Data entries
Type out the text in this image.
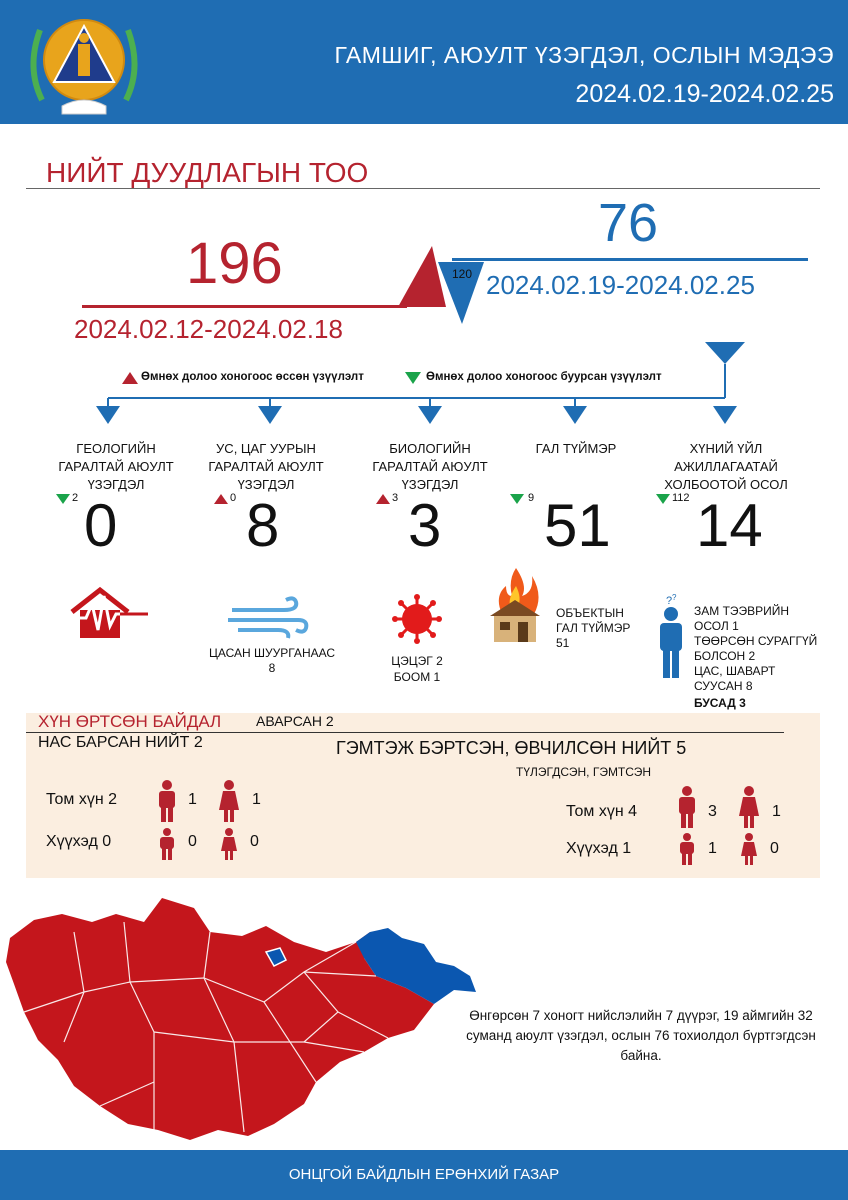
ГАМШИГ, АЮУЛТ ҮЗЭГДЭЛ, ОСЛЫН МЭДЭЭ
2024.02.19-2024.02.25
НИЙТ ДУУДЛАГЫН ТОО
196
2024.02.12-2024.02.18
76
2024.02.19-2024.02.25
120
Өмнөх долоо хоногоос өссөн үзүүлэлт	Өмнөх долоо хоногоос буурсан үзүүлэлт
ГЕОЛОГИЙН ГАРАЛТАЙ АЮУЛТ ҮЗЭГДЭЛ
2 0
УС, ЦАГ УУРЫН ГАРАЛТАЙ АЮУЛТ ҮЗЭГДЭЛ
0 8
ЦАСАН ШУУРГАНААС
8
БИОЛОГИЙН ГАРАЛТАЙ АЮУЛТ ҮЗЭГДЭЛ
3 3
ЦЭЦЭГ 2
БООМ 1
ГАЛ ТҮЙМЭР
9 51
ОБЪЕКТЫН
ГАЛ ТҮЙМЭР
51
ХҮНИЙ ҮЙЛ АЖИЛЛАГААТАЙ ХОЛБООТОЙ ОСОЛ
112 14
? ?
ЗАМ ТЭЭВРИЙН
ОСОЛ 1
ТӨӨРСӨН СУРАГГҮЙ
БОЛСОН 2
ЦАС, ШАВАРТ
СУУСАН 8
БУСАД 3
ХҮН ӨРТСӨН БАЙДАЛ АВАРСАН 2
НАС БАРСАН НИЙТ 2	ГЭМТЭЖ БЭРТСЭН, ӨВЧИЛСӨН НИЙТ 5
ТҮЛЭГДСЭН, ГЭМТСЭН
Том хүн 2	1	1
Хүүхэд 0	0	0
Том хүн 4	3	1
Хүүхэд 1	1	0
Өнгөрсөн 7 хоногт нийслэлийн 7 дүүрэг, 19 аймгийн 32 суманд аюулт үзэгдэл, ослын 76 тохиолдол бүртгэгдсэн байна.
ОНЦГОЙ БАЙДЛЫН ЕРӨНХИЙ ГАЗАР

---

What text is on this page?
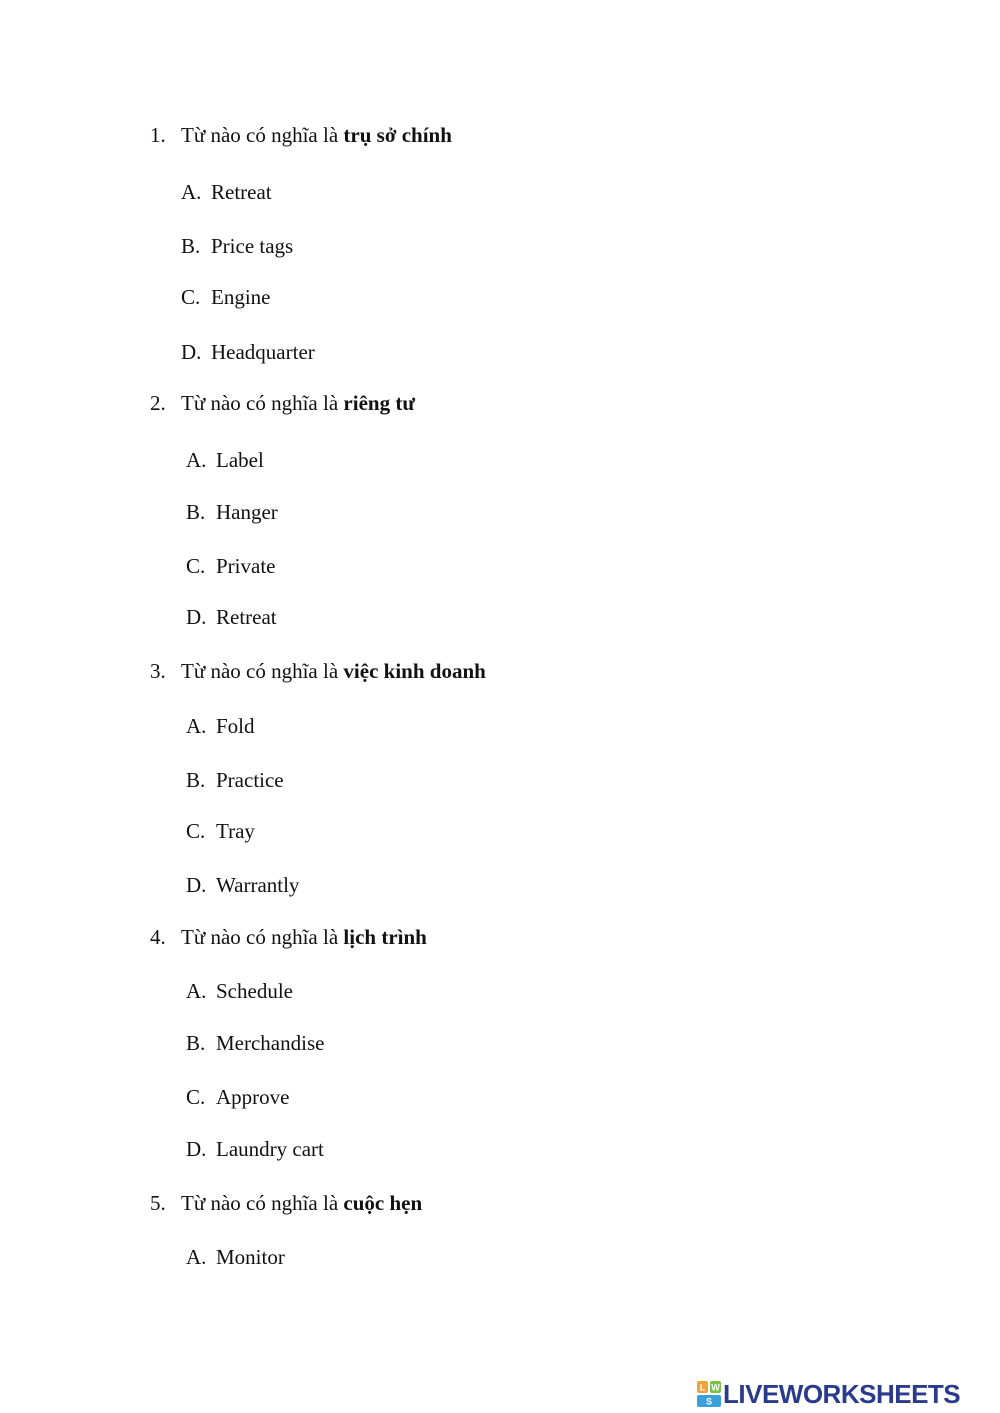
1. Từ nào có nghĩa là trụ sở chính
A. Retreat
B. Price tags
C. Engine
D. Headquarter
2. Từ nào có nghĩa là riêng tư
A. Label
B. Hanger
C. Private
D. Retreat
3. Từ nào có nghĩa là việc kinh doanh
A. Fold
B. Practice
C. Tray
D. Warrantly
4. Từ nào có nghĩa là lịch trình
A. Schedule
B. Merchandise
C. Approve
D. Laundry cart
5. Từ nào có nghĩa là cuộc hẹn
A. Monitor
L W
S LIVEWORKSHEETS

● **Challenge**: Filter the entries above down to the lines containing the word "this".

● **Solution to the exercise**:
Type out the text in this image.
What text is on this page?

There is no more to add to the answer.